The request
Revise the material from the line with "bar-2022-东盟 <box>169 191 190 428</box>" to the line with "bar-2024-欧盟 <box>317 206 338 428</box>", replacing "bar" with "column" and leaving everything else unchanged.

Listings of boxed layout items:
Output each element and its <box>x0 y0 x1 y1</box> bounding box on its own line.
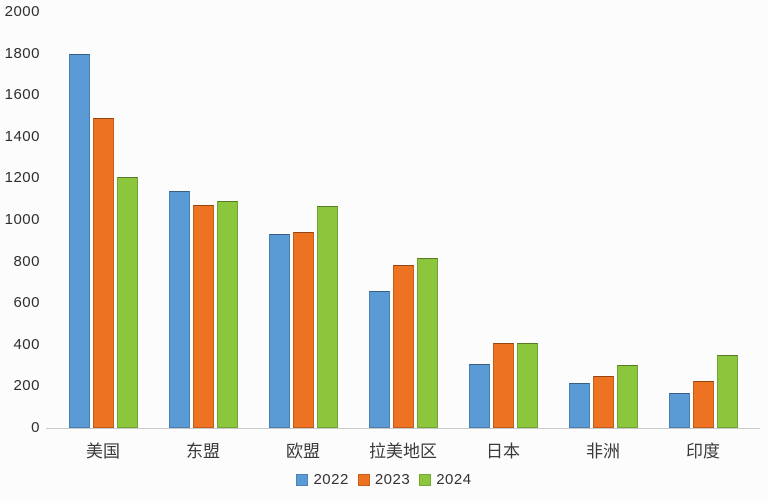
bar-2022-东盟 <box>169 191 190 428</box>
legend-item-2024: 2024 <box>419 471 471 488</box>
bar-2022-欧盟 <box>269 234 290 428</box>
bar-2023-非洲 <box>593 376 614 428</box>
bar-2023-日本 <box>493 343 514 428</box>
y-tick-label: 1400 <box>4 128 40 145</box>
bar-2024-印度 <box>717 355 738 428</box>
bar-2023-东盟 <box>193 205 214 428</box>
bar-2024-欧盟 <box>317 206 338 428</box>
legend: 2022 2023 2024 <box>0 471 768 488</box>
bar-2024-非洲 <box>617 365 638 428</box>
bar-2022-非洲 <box>569 383 590 428</box>
bar-2022-美国 <box>69 54 90 428</box>
y-tick-label: 600 <box>13 294 40 311</box>
bar-2022-拉美地区 <box>369 291 390 428</box>
legend-item-2022: 2022 <box>296 471 348 488</box>
legend-label: 2022 <box>313 471 349 488</box>
bar-2024-东盟 <box>217 201 238 428</box>
x-category-label: 印度 <box>686 442 720 461</box>
x-category-label: 日本 <box>486 442 520 461</box>
x-category-label: 美国 <box>86 442 120 461</box>
legend-swatch-icon <box>296 473 309 486</box>
x-category-label: 拉美地区 <box>369 442 437 461</box>
legend-swatch-icon <box>419 473 432 486</box>
bar-2024-美国 <box>117 177 138 428</box>
y-tick-label: 1800 <box>4 45 40 62</box>
bar-2023-美国 <box>93 118 114 428</box>
bar-2022-日本 <box>469 364 490 428</box>
y-tick-label: 1200 <box>4 169 40 186</box>
x-category-label: 东盟 <box>186 442 220 461</box>
bar-2023-印度 <box>693 381 714 428</box>
y-tick-label: 400 <box>13 336 40 353</box>
x-category-label: 欧盟 <box>286 442 320 461</box>
x-category-label: 非洲 <box>586 442 620 461</box>
bar-2024-拉美地区 <box>417 258 438 428</box>
bar-2023-拉美地区 <box>393 265 414 428</box>
legend-label: 2024 <box>436 471 472 488</box>
y-tick-label: 800 <box>13 253 40 270</box>
y-tick-label: 1600 <box>4 86 40 103</box>
y-tick-label: 200 <box>13 377 40 394</box>
y-tick-label: 2000 <box>4 3 40 20</box>
bar-2024-日本 <box>517 343 538 428</box>
bar-2022-印度 <box>669 393 690 428</box>
legend-label: 2023 <box>374 471 411 488</box>
y-tick-label: 0 <box>31 419 40 436</box>
bar-2023-欧盟 <box>293 232 314 428</box>
legend-item-2023: 2023 <box>357 471 411 488</box>
x-axis-line <box>46 428 760 429</box>
y-tick-label: 1000 <box>4 211 40 228</box>
legend-swatch-icon <box>357 473 370 486</box>
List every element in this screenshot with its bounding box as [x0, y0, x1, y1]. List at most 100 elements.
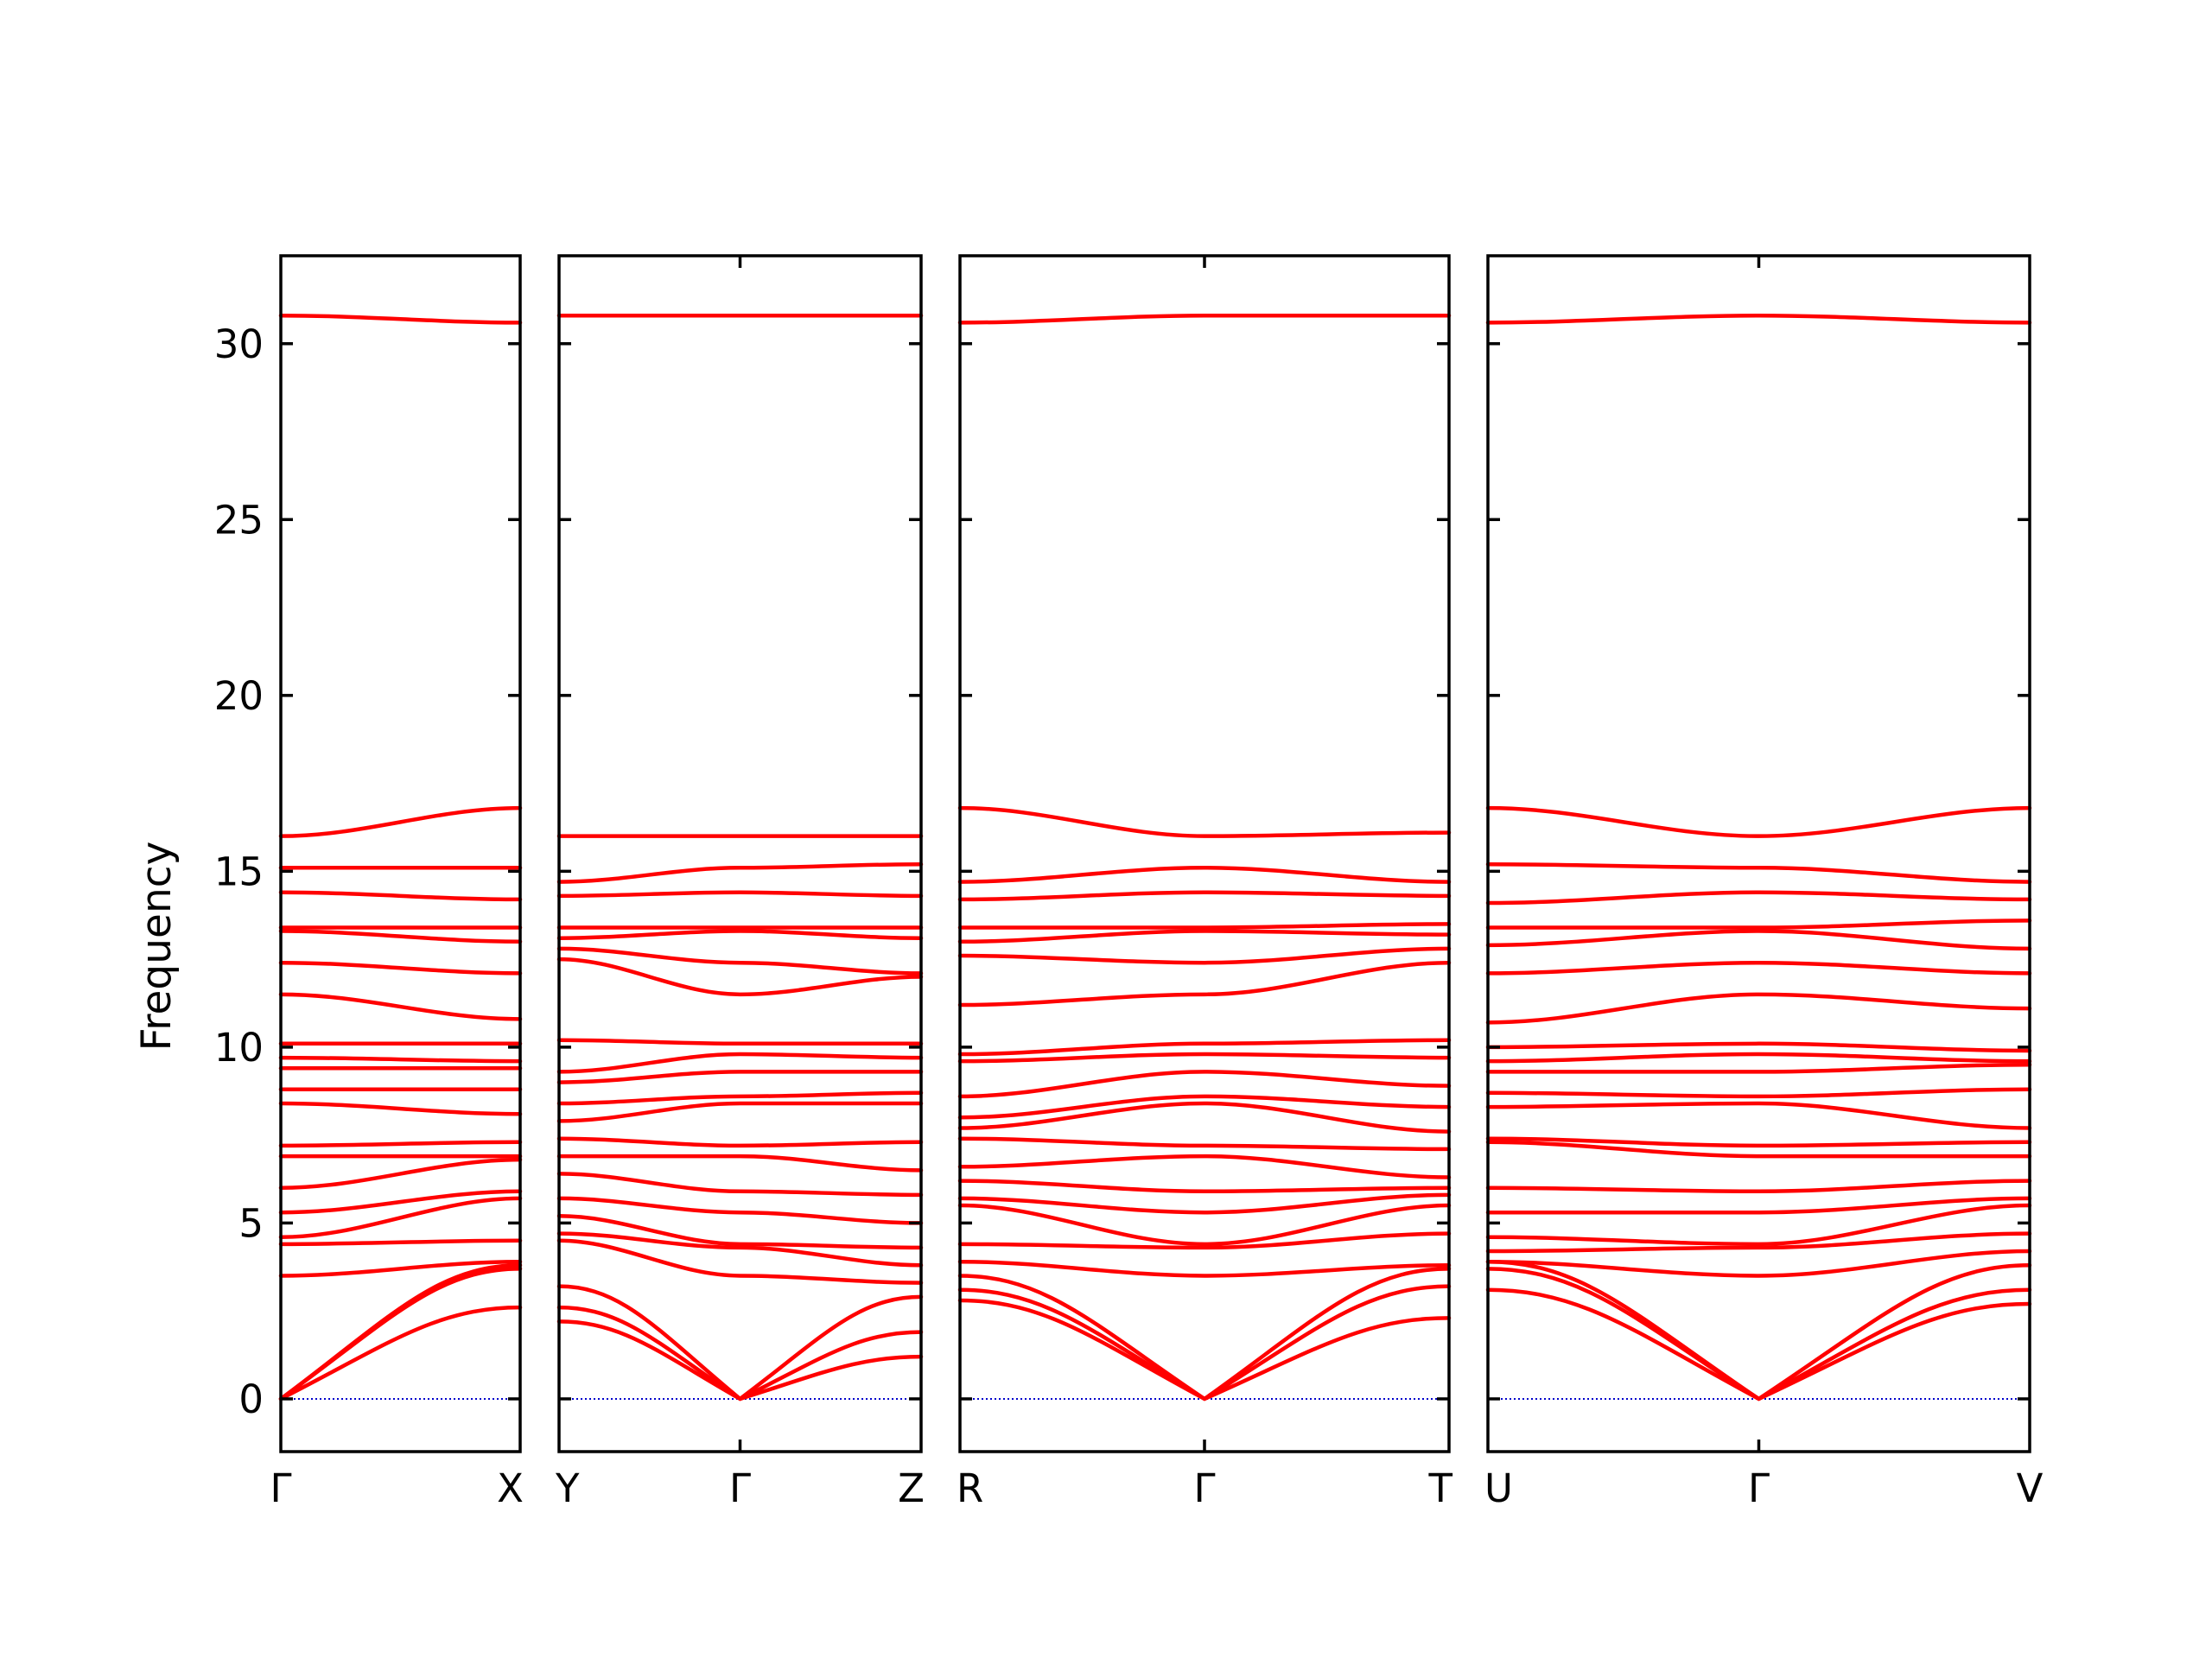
- band-line-15: [556, 1038, 924, 1046]
- band-line-11: [556, 1101, 924, 1123]
- band-line-2: [556, 1305, 924, 1402]
- band-line-20: [957, 890, 1452, 902]
- band-line-12: [1485, 1087, 2032, 1099]
- band-line-4: [278, 1259, 523, 1278]
- y-tick-label: 10: [214, 1025, 264, 1071]
- y-tick-label: 25: [214, 497, 264, 543]
- band-line-18: [1485, 929, 2032, 951]
- band-line-14: [1485, 1052, 2032, 1064]
- panel-frame: [557, 254, 923, 1453]
- x-tick-label: V: [2017, 1465, 2044, 1511]
- band-line-23: [1485, 313, 2032, 325]
- band-line-5: [957, 1231, 1452, 1250]
- y-tick-label: 20: [214, 673, 264, 719]
- band-line-5: [556, 1231, 924, 1268]
- band-line-2: [1485, 1267, 2032, 1402]
- band-line-18: [957, 929, 1452, 944]
- band-line-7: [957, 1192, 1452, 1215]
- band-line-22: [1485, 805, 2032, 838]
- band-line-10: [1485, 1136, 2032, 1148]
- band-line-15: [1485, 1041, 2032, 1053]
- band-line-1: [556, 1319, 924, 1402]
- band-line-7: [1485, 1196, 2032, 1215]
- band-line-9: [1485, 1140, 2032, 1159]
- y-axis-label: Frequency: [133, 842, 181, 1052]
- band-line-14: [278, 1055, 523, 1064]
- band-line-8: [957, 1179, 1452, 1194]
- band-line-17: [1485, 960, 2032, 976]
- band-line-18: [556, 929, 924, 940]
- band-line-22: [957, 805, 1452, 838]
- band-line-23: [957, 313, 1452, 325]
- band-line-13: [957, 1070, 1452, 1099]
- band-line-9: [957, 1154, 1452, 1179]
- band-line-17: [957, 946, 1452, 965]
- band-line-7: [556, 1196, 924, 1225]
- band-line-20: [278, 890, 523, 902]
- band-line-14: [556, 1052, 924, 1074]
- x-tick-label: Γ: [1748, 1465, 1770, 1511]
- band-line-22: [278, 805, 523, 838]
- band-line-16: [1485, 992, 2032, 1025]
- band-line-16: [556, 957, 924, 997]
- band-line-1: [278, 1305, 523, 1402]
- band-line-18: [278, 929, 523, 944]
- band-line-10: [556, 1136, 924, 1148]
- panel-frame: [279, 254, 522, 1453]
- band-line-3: [957, 1267, 1452, 1402]
- band-line-20: [1485, 890, 2032, 906]
- panel-frame: [1486, 254, 2031, 1453]
- band-line-21: [1485, 861, 2032, 884]
- band-line-8: [1485, 1179, 2032, 1194]
- y-tick-label: 30: [214, 321, 264, 367]
- band-line-14: [957, 1052, 1452, 1064]
- y-tick-label: 15: [214, 849, 264, 894]
- band-line-11: [957, 1101, 1452, 1134]
- y-tick-label: 5: [238, 1200, 264, 1246]
- band-line-15: [957, 1038, 1452, 1057]
- x-tick-label: X: [497, 1465, 524, 1511]
- band-line-10: [278, 1140, 523, 1148]
- band-line-17: [556, 946, 924, 976]
- band-line-3: [278, 1263, 523, 1402]
- x-tick-label: Γ: [729, 1465, 751, 1511]
- band-line-6: [556, 1214, 924, 1250]
- band-line-20: [556, 890, 924, 899]
- band-line-19: [1485, 918, 2032, 930]
- band-line-2: [957, 1284, 1452, 1402]
- y-tick-label: 0: [238, 1376, 264, 1422]
- band-line-11: [1485, 1101, 2032, 1130]
- band-line-16: [957, 960, 1452, 1007]
- band-line-21: [957, 866, 1452, 884]
- band-line-19: [957, 922, 1452, 930]
- band-line-12: [957, 1094, 1452, 1120]
- band-line-13: [1485, 1062, 2032, 1074]
- x-tick-label: T: [1428, 1465, 1453, 1511]
- x-tick-label: Y: [555, 1465, 580, 1511]
- band-line-4: [1485, 1249, 2032, 1278]
- band-line-12: [556, 1090, 924, 1106]
- band-line-23: [278, 313, 523, 325]
- band-line-17: [278, 960, 523, 976]
- x-tick-label: U: [1484, 1465, 1513, 1511]
- x-tick-label: R: [957, 1465, 983, 1511]
- band-line-13: [556, 1070, 924, 1084]
- band-line-3: [1485, 1259, 2032, 1402]
- x-tick-label: Γ: [1193, 1465, 1215, 1511]
- band-line-5: [278, 1238, 523, 1247]
- band-line-5: [1485, 1231, 2032, 1254]
- band-line-9: [556, 1154, 924, 1173]
- band-line-7: [278, 1189, 523, 1215]
- band-line-21: [556, 861, 924, 884]
- band-line-4: [556, 1238, 924, 1285]
- panel-frame: [958, 254, 1451, 1453]
- band-line-8: [278, 1157, 523, 1190]
- band-line-3: [556, 1284, 924, 1402]
- band-line-16: [278, 992, 523, 1021]
- band-line-6: [278, 1196, 523, 1239]
- band-line-1: [1485, 1287, 2032, 1402]
- x-tick-label: Γ: [270, 1465, 291, 1511]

Task solution
column-2022-东盟 <box>169 191 190 428</box>
legend-item-2024: 2024 <box>419 471 471 488</box>
column-2022-欧盟 <box>269 234 290 428</box>
column-2023-非洲 <box>593 376 614 428</box>
column-2023-日本 <box>493 343 514 428</box>
y-tick-label: 1400 <box>4 128 40 145</box>
column-2024-印度 <box>717 355 738 428</box>
column-2023-东盟 <box>193 205 214 428</box>
column-2024-欧盟 <box>317 206 338 428</box>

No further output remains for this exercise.